Things to do:
a. In the zinc oxide passage, copy verbatim everything from "The use of Zinc" down to "and not overreacting.".
b. Pick up the passage on zinc oxide in oil paints where it stops and write what comes next.

== Text excerpt

The use of Zinc Oxide in oils has been the focus of a lot of attention lately, especially around its potential to cause an increased rate and degree of embrittlement, cracking, and cleavage of oil paint films. Passionate positions have been staked out on all sides, while various studies have been cited and pored over, seeking confirmation that either all is about to crumble and crack or that the concerns are overblown and mistaken. But of course, there is also a more measured middle path through this sometimes-pitched battle – namely watchful and careful study, erring on the side of caution whenever possible, and most importantly, keeping everything in perspective and not overreacting.
In the pages that follow we will cover our own history and involvement with these issues and share the steps we are taking going forward. We describe the overall concerns with Zinc Oxide, which can be traced back to shortly after its introduction over 150 years ago, as well as some of the reasons why its use has persisted to the present day. We also present best practices for its use and answer some of the most frequent questions. Finally, we touch briefly on some of the past and current research that has convinced us to take these actions at this point in time. A much more in-depth review of the research and concerns about Zinc Oxide is available in an accompanying piece published on our Just Paint website, “Zinc Oxide – Reviewing the Research,” as well as a more complete “Zinc Oxide: FAQ.”

====
== Raw records

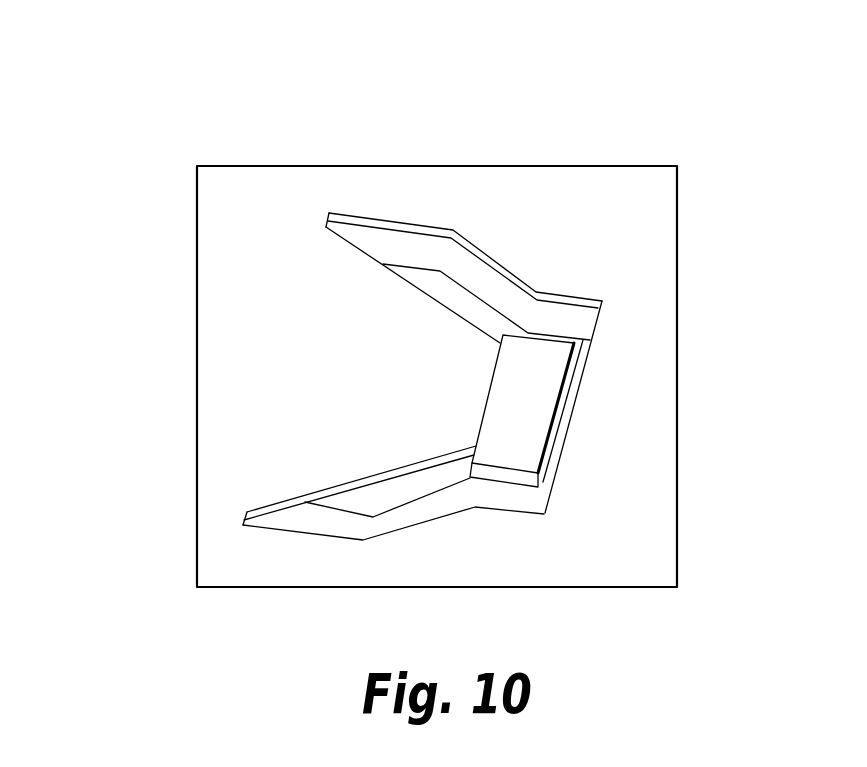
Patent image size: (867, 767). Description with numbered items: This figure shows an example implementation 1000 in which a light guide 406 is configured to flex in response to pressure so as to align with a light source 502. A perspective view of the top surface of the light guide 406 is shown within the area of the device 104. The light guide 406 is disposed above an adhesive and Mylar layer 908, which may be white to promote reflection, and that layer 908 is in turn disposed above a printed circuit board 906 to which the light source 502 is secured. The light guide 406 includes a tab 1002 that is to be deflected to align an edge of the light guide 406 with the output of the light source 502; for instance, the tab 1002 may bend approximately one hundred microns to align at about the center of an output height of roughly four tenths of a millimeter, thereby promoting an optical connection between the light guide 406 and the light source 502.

The example implementation 1000 is at (155, 82).
The housing 104 is at (675, 98).
The light guide 406 is at (610, 573).
The tab 1002 is at (357, 384).
The light source 502 is at (542, 411).
The printed circuit board 906 is at (382, 498).
The adhesive and Mylar layer 908 is at (437, 510).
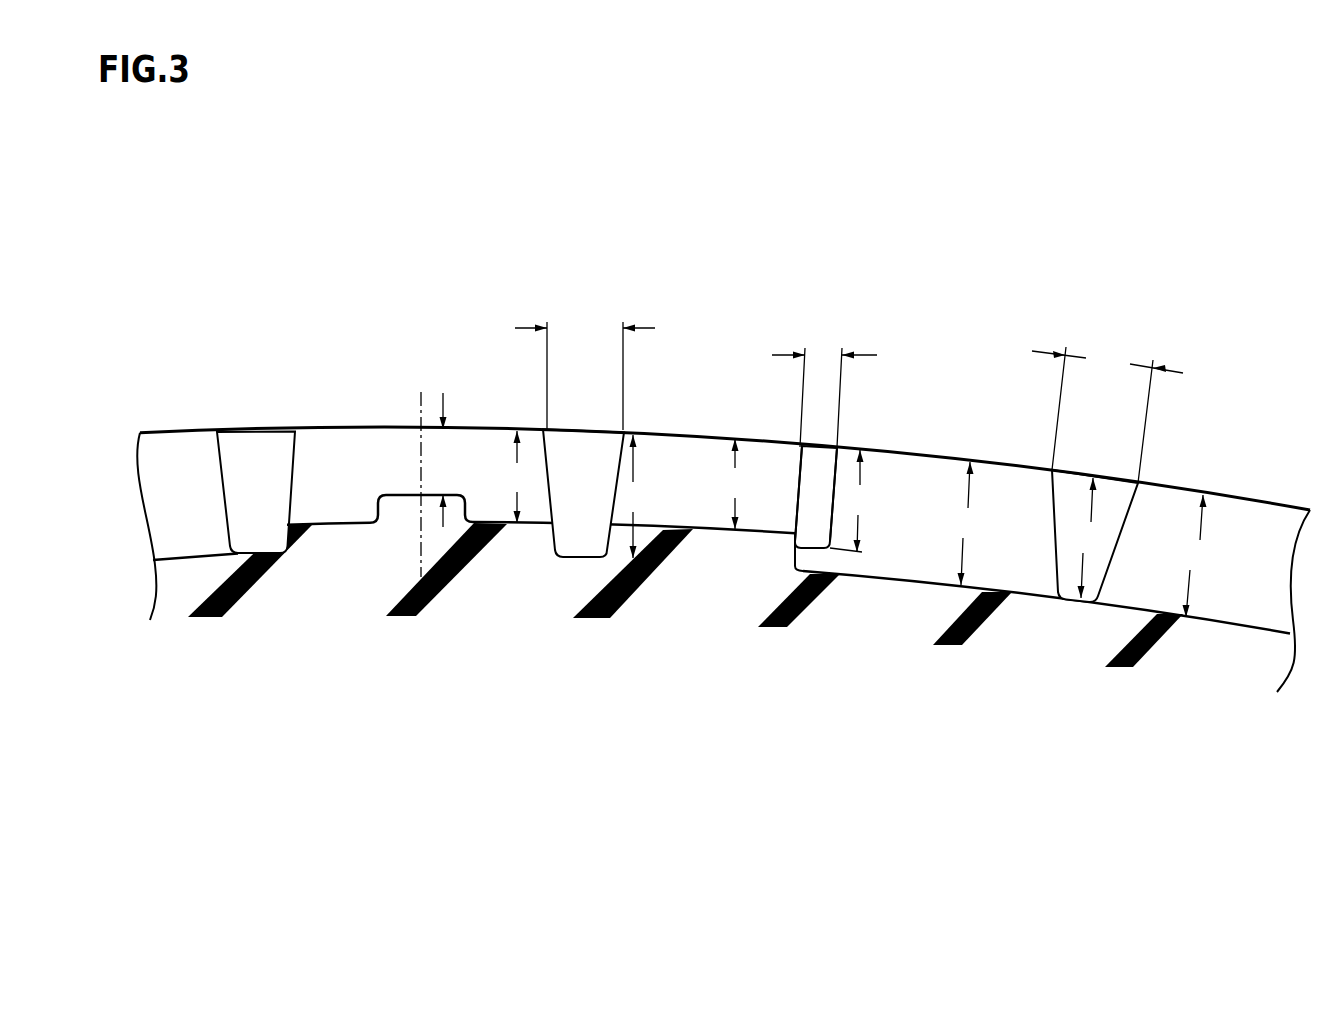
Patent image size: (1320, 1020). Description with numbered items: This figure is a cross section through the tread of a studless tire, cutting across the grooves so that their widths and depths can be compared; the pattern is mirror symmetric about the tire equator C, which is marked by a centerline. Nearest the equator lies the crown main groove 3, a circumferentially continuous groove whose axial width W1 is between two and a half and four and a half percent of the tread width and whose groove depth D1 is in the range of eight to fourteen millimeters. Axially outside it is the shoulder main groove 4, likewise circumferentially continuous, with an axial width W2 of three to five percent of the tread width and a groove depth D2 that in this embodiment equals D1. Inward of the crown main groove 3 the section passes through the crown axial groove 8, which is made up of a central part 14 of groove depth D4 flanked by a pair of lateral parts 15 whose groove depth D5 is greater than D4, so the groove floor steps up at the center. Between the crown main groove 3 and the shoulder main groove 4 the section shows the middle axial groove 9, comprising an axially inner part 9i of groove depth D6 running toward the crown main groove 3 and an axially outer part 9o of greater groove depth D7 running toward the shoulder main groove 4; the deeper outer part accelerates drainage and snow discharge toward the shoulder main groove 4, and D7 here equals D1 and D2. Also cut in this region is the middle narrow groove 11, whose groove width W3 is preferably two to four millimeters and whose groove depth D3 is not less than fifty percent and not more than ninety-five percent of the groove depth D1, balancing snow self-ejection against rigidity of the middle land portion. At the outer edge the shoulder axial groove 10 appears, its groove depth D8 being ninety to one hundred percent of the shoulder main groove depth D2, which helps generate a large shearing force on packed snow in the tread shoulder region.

The crown main groove 3 is at (588, 447).
The shoulder main groove 4 is at (1072, 490).
The crown axial groove 8 is at (415, 382).
The middle axial groove 9 is at (810, 379).
The axially inner part 9i is at (717, 452).
The axially outer part 9o is at (902, 475).
The shoulder axial groove 10 is at (1247, 523).
The middle narrow groove 11 is at (817, 460).
The central part 14 is at (397, 463).
The lateral parts 15 is at (333, 510).
The tire equator C is at (422, 470).
The axial width of the crown main groove W1 is at (585, 371).
The axial width of the shoulder main groove W2 is at (1107, 415).
The groove width of the middle narrow groove W3 is at (824, 384).
The groove depth of the crown main groove D1 is at (635, 496).
The groove depth of the shoulder main groove D2 is at (1086, 538).
The groove depth of the middle narrow groove D3 is at (853, 501).
The groove depth of the central part D4 is at (443, 460).
The groove depth of the lateral parts D5 is at (513, 477).
The groove depth of the axially inner part D6 is at (737, 484).
The groove depth of the axially outer part D7 is at (963, 523).
The groove depth of the shoulder axial groove D8 is at (1196, 556).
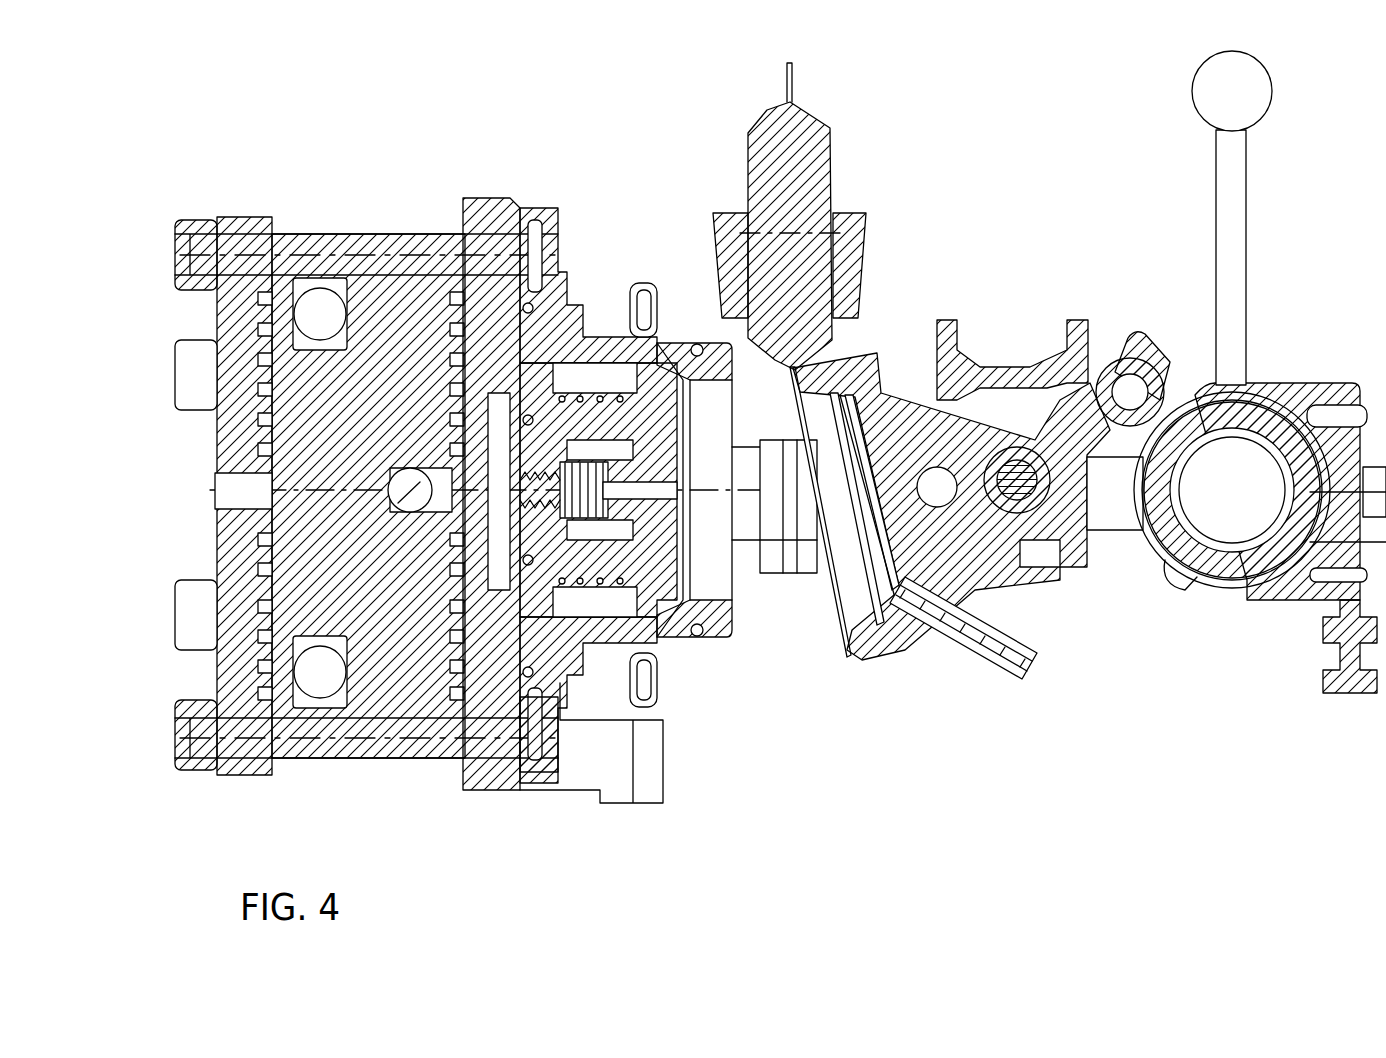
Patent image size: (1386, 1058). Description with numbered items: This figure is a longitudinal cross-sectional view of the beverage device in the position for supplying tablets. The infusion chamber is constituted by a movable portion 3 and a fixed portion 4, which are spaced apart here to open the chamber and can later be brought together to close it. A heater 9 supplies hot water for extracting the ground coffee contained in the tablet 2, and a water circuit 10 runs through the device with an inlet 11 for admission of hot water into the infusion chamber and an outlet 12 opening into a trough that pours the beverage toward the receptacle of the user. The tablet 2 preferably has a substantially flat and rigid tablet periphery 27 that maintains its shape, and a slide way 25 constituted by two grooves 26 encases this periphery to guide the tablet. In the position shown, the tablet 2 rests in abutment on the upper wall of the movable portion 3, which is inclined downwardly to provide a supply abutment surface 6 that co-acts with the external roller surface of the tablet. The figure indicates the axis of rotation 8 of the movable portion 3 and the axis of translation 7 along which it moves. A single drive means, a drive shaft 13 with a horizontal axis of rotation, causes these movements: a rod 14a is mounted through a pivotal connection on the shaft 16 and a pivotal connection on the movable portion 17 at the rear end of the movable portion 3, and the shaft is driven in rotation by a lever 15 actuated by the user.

The tablet 2 is at (805, 130).
The tablet periphery 27 is at (795, 73).
The slide way 25 is at (722, 233).
The supply abutment surface 6 is at (850, 355).
The axis of rotation 8 is at (940, 475).
The rod 14a is at (1047, 367).
The pivotal connection on the shaft 16 is at (1135, 378).
The lever 15 is at (1235, 175).
The heater 9 is at (290, 440).
The water circuit 10 is at (455, 500).
The inlet 11 is at (500, 528).
The fixed portion 4 is at (722, 655).
The axis of translation 7 is at (750, 497).
The groove 26 is at (790, 572).
The movable portion 3 is at (918, 648).
The outlet 12 is at (1010, 673).
The pivotal connection on movable portion 17 is at (1037, 500).
The drive shaft 13 is at (1197, 555).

====

Answers given:
a.
The use of Zinc Oxide in oils has been the focus of a lot of attention lately, especially around its potential to cause an increased rate and degree of embrittlement, cracking, and cleavage of oil paint films. Passionate positions have been staked out on all sides, while various studies have been cited and pored over, seeking confirmation that either all is about to crumble and crack or that the concerns are overblown and mistaken. But of course, there is also a more measured middle path through this sometimes-pitched battle – namely watchful and careful study, erring on the side of caution whenever possible, and most importantly, keeping everything in perspective and not overreacting.

b.
The Problem in Brief
At its most basic, the issue with Zinc Oxide in oils is that it is a highly reactive pigment that forms soaps in contact with free fatty acids found in drying oils, which can cause adhesion problems, while its unique crystalline structure appears to inhibit or interrupt the full curing of an oil paint film, leaving it weakened and more susceptible to cracking. While the mechanisms involved are just now being understood, the fact that zinc was susceptible to these issues was known since at least the late 19th century (Petit 1907, Church 1890). Why these problems are suddenly more pressing today is partly the subject of this article and touched on later. For now, it’s enough to know this general description.
Limits of the Problem in Acrylics, Watercolors
It is important to stress at the outset that the issues of embrittlement and Zinc Oxide are limited solely to oils and alkyds. There is no evidence of similar problems when using zinc in water-based paints, such as acrylics or watercolors, where it forms a stable film. That said, it is not known if using zinc in either of these systems would be safe as an underpainting for oils. It is simply not something that has ever been studied, although we have begun our own long-term testing in this area. Because of that, we do not recommend ever using zinc oxide in any material that will be used directly under oils. This would include not simply water-based paints, but any
grounds, substrates, or even composite materials where Zinc Oxide might be listed as a component, or where it exists as an anti-corrosion coating, such as found on galvanized metal.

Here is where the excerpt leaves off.